*BRIEF*.
Tally the lines in the records that contain the word "Engagement". Give only the number.

*TASK INPUTS*.

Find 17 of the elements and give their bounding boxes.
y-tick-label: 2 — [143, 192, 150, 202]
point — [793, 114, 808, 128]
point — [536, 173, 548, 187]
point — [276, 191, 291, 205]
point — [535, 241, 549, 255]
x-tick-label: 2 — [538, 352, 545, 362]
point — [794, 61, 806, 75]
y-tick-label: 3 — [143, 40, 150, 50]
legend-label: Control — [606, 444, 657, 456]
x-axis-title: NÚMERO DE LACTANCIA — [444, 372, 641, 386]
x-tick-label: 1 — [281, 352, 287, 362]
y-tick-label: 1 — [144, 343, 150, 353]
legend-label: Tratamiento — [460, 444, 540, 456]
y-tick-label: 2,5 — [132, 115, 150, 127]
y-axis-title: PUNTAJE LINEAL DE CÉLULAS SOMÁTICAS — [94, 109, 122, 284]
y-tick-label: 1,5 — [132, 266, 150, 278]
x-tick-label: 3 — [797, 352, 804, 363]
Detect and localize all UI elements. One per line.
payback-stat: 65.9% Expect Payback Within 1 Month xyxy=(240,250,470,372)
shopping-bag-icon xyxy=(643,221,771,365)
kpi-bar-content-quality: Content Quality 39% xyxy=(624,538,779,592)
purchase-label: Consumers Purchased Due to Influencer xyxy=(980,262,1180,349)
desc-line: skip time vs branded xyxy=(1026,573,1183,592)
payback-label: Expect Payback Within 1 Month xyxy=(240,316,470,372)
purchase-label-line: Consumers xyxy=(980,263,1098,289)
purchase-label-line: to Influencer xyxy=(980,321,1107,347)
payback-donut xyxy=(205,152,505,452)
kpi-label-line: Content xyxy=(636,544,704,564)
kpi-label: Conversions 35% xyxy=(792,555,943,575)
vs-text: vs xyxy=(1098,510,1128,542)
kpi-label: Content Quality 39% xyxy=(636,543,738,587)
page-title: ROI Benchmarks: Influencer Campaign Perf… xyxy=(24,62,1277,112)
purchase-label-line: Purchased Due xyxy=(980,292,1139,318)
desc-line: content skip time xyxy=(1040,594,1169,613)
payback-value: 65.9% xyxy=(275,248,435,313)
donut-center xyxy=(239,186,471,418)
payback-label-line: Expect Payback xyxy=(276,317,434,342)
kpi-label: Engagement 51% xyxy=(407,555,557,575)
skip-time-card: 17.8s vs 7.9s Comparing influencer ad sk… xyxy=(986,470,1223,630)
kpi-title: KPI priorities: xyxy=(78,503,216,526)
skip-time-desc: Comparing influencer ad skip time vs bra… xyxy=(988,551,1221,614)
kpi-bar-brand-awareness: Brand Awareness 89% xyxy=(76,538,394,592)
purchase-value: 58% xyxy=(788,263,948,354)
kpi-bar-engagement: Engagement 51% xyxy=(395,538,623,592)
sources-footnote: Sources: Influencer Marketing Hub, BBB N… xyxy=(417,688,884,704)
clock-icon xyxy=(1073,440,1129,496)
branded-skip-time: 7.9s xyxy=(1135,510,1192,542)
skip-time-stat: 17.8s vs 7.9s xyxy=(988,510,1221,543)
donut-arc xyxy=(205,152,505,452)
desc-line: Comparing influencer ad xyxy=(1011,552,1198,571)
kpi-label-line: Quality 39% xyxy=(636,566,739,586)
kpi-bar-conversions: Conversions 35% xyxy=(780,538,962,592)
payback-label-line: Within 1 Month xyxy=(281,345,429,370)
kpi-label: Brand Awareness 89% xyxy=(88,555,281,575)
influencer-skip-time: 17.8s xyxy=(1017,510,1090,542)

...

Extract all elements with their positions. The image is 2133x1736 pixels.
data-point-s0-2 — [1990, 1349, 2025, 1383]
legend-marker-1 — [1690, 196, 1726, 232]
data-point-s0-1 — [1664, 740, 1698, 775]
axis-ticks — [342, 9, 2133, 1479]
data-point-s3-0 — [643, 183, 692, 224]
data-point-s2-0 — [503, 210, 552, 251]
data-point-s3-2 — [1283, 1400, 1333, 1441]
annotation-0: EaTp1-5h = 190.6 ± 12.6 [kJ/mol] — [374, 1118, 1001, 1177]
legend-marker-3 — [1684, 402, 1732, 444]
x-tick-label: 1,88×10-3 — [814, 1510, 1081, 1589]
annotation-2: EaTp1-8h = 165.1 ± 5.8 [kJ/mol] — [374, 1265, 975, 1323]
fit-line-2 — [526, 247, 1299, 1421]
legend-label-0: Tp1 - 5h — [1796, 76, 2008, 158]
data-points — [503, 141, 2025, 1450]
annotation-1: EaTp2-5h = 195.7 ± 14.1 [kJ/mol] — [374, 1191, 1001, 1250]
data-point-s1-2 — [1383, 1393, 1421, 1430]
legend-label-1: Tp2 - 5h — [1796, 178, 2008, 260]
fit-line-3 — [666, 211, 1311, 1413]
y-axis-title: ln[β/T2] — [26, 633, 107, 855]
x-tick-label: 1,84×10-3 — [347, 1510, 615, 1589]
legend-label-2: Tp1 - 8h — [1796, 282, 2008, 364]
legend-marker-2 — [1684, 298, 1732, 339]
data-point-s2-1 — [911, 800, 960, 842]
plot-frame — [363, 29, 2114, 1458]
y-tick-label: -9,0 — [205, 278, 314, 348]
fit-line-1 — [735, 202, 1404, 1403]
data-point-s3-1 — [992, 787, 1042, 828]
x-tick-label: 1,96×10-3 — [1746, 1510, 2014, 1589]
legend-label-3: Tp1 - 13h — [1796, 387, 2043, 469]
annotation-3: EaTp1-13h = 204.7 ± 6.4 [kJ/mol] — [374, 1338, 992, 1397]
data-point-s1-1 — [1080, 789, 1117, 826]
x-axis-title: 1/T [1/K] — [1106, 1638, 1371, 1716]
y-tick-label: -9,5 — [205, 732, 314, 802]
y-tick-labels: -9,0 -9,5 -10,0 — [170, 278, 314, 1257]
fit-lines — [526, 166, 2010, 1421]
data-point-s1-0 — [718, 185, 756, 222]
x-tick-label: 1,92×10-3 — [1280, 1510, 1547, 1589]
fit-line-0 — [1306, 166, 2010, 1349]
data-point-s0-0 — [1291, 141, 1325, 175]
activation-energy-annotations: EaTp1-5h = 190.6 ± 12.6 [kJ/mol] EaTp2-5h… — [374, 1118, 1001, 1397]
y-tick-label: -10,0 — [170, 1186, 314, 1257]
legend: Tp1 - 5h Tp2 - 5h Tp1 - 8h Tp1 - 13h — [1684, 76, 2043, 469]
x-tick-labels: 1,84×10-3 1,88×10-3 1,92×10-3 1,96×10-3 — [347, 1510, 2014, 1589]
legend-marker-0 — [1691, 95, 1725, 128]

*CORRECT RESULT*.
2